▸ **Given exercise**: Your task is to print all of the material verbatim.

▸ **Data for this task**:
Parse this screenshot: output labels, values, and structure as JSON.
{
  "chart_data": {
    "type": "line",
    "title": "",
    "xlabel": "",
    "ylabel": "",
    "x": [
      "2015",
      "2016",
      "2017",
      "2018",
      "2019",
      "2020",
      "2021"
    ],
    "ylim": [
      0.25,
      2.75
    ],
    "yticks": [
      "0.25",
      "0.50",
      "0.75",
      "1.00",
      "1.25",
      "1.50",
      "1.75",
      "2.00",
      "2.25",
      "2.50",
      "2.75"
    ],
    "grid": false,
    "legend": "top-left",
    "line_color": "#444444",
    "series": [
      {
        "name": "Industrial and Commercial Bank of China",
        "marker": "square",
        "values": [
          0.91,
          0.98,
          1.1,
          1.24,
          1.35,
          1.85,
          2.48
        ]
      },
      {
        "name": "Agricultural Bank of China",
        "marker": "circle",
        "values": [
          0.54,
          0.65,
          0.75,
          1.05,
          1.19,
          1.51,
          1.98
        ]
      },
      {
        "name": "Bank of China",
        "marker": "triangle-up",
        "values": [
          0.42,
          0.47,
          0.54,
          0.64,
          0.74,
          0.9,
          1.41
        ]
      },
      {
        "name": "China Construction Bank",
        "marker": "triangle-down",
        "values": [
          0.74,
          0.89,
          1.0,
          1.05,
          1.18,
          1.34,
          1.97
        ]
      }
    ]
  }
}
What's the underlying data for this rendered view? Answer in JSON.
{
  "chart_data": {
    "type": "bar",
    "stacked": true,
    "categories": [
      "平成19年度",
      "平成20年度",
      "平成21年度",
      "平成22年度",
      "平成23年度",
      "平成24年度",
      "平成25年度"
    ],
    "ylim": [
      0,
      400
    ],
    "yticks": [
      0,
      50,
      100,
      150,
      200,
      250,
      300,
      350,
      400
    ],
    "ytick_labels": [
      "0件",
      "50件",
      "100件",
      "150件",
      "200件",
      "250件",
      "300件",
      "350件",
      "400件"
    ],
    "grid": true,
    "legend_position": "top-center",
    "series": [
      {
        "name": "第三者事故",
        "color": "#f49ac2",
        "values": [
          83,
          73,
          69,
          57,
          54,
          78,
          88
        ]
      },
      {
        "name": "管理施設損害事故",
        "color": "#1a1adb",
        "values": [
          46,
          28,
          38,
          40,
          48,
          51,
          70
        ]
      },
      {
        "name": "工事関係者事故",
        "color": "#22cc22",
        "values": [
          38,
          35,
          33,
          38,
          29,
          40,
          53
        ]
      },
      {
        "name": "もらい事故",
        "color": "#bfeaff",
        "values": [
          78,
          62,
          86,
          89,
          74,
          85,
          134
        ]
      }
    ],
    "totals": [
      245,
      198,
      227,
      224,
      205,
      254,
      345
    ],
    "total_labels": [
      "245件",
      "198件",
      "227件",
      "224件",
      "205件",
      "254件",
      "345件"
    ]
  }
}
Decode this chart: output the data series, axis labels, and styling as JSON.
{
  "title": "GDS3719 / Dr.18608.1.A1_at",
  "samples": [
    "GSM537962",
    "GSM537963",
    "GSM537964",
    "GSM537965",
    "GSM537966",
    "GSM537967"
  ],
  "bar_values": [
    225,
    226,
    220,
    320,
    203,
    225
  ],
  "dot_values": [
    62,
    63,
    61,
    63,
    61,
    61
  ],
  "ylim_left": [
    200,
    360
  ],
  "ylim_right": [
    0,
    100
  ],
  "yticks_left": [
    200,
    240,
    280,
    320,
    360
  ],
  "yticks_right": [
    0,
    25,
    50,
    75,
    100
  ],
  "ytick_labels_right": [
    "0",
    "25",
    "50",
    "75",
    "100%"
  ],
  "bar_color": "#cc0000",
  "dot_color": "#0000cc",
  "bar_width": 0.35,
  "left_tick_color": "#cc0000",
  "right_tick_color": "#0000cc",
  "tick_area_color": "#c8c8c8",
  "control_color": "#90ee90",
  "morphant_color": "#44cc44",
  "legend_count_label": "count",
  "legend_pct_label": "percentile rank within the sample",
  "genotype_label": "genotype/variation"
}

▸ **Expected output**:
Parse this screenshot: output labels, values, and structure as JSON.
{
  "chart_data": {
    "type": "line",
    "title": "",
    "xlabel": "",
    "ylabel": "",
    "x": [
      "2015",
      "2016",
      "2017",
      "2018",
      "2019",
      "2020",
      "2021"
    ],
    "ylim": [
      0.25,
      2.75
    ],
    "yticks": [
      "0.25",
      "0.50",
      "0.75",
      "1.00",
      "1.25",
      "1.50",
      "1.75",
      "2.00",
      "2.25",
      "2.50",
      "2.75"
    ],
    "grid": false,
    "legend": "top-left",
    "line_color": "#444444",
    "series": [
      {
        "name": "Industrial and Commercial Bank of China",
        "marker": "square",
        "values": [
          0.91,
          0.98,
          1.1,
          1.24,
          1.35,
          1.85,
          2.48
        ]
      },
      {
        "name": "Agricultural Bank of China",
        "marker": "circle",
        "values": [
          0.54,
          0.65,
          0.75,
          1.05,
          1.19,
          1.51,
          1.98
        ]
      },
      {
        "name": "Bank of China",
        "marker": "triangle-up",
        "values": [
          0.42,
          0.47,
          0.54,
          0.64,
          0.74,
          0.9,
          1.41
        ]
      },
      {
        "name": "China Construction Bank",
        "marker": "triangle-down",
        "values": [
          0.74,
          0.89,
          1.0,
          1.05,
          1.18,
          1.34,
          1.97
        ]
      }
    ]
  }
}
What's the underlying data for this rendered view? Answer in JSON.
{
  "chart_data": {
    "type": "bar",
    "stacked": true,
    "categories": [
      "平成19年度",
      "平成20年度",
      "平成21年度",
      "平成22年度",
      "平成23年度",
      "平成24年度",
      "平成25年度"
    ],
    "ylim": [
      0,
      400
    ],
    "yticks": [
      0,
      50,
      100,
      150,
      200,
      250,
      300,
      350,
      400
    ],
    "ytick_labels": [
      "0件",
      "50件",
      "100件",
      "150件",
      "200件",
      "250件",
      "300件",
      "350件",
      "400件"
    ],
    "grid": true,
    "legend_position": "top-center",
    "series": [
      {
        "name": "第三者事故",
        "color": "#f49ac2",
        "values": [
          83,
          73,
          69,
          57,
          54,
          78,
          88
        ]
      },
      {
        "name": "管理施設損害事故",
        "color": "#1a1adb",
        "values": [
          46,
          28,
          38,
          40,
          48,
          51,
          70
        ]
      },
      {
        "name": "工事関係者事故",
        "color": "#22cc22",
        "values": [
          38,
          35,
          33,
          38,
          29,
          40,
          53
        ]
      },
      {
        "name": "もらい事故",
        "color": "#bfeaff",
        "values": [
          78,
          62,
          86,
          89,
          74,
          85,
          134
        ]
      }
    ],
    "totals": [
      245,
      198,
      227,
      224,
      205,
      254,
      345
    ],
    "total_labels": [
      "245件",
      "198件",
      "227件",
      "224件",
      "205件",
      "254件",
      "345件"
    ]
  }
}
Decode this chart: output the data series, axis labels, and styling as JSON.
{
  "title": "GDS3719 / Dr.18608.1.A1_at",
  "samples": [
    "GSM537962",
    "GSM537963",
    "GSM537964",
    "GSM537965",
    "GSM537966",
    "GSM537967"
  ],
  "bar_values": [
    225,
    226,
    220,
    320,
    203,
    225
  ],
  "dot_values": [
    62,
    63,
    61,
    63,
    61,
    61
  ],
  "ylim_left": [
    200,
    360
  ],
  "ylim_right": [
    0,
    100
  ],
  "yticks_left": [
    200,
    240,
    280,
    320,
    360
  ],
  "yticks_right": [
    0,
    25,
    50,
    75,
    100
  ],
  "ytick_labels_right": [
    "0",
    "25",
    "50",
    "75",
    "100%"
  ],
  "bar_color": "#cc0000",
  "dot_color": "#0000cc",
  "bar_width": 0.35,
  "left_tick_color": "#cc0000",
  "right_tick_color": "#0000cc",
  "tick_area_color": "#c8c8c8",
  "control_color": "#90ee90",
  "morphant_color": "#44cc44",
  "legend_count_label": "count",
  "legend_pct_label": "percentile rank within the sample",
  "genotype_label": "genotype/variation"
}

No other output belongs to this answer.